* **EXERCISE**:
Can you transcribe every entry word for word, skipping the images?

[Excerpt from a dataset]
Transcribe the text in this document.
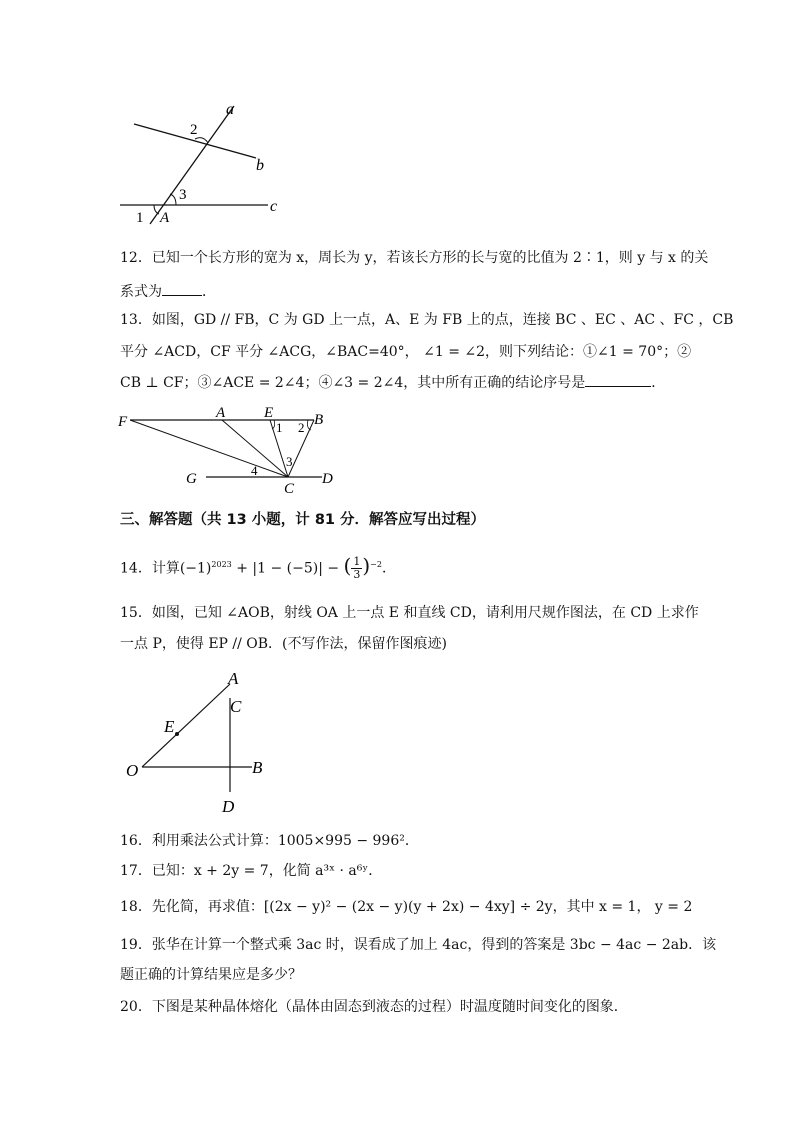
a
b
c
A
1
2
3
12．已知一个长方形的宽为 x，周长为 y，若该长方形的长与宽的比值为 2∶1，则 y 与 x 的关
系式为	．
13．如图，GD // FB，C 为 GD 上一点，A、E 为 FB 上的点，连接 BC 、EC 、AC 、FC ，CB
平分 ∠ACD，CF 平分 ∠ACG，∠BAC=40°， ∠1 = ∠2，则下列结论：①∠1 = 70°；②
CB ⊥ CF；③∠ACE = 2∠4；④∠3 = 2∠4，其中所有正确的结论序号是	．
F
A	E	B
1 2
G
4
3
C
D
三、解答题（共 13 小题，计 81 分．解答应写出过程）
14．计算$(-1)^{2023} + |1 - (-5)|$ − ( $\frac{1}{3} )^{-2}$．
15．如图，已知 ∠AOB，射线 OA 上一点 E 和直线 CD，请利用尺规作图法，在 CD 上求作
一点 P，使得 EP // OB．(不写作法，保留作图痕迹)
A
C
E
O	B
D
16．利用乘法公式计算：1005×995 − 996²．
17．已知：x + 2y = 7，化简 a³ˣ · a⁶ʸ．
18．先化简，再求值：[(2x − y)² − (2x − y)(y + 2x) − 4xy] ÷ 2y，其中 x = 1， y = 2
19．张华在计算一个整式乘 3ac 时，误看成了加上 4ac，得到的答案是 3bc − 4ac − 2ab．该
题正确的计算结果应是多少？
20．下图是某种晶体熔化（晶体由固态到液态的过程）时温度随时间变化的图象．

* **SOLVED PROBLEM**:
Transcribe the text in this document.
a
b
c
A
1
2
3
12．已知一个长方形的宽为 x，周长为 y，若该长方形的长与宽的比值为 2∶1，则 y 与 x 的关
系式为	．
13．如图，GD // FB，C 为 GD 上一点，A、E 为 FB 上的点，连接 BC 、EC 、AC 、FC ，CB
平分 ∠ACD，CF 平分 ∠ACG，∠BAC=40°， ∠1 = ∠2，则下列结论：①∠1 = 70°；②
CB ⊥ CF；③∠ACE = 2∠4；④∠3 = 2∠4，其中所有正确的结论序号是	．
F
A	E	B
1 2
G
4
3
C
D
三、解答题（共 13 小题，计 81 分．解答应写出过程）
14．计算$(-1)^{2023} + |1 - (-5)|$ − ( $\frac{1}{3} )^{-2}$．
15．如图，已知 ∠AOB，射线 OA 上一点 E 和直线 CD，请利用尺规作图法，在 CD 上求作
一点 P，使得 EP // OB．(不写作法，保留作图痕迹)
A
C
E
O	B
D
16．利用乘法公式计算：1005×995 − 996²．
17．已知：x + 2y = 7，化简 a³ˣ · a⁶ʸ．
18．先化简，再求值：[(2x − y)² − (2x − y)(y + 2x) − 4xy] ÷ 2y，其中 x = 1， y = 2
19．张华在计算一个整式乘 3ac 时，误看成了加上 4ac，得到的答案是 3bc − 4ac − 2ab．该
题正确的计算结果应是多少？
20．下图是某种晶体熔化（晶体由固态到液态的过程）时温度随时间变化的图象．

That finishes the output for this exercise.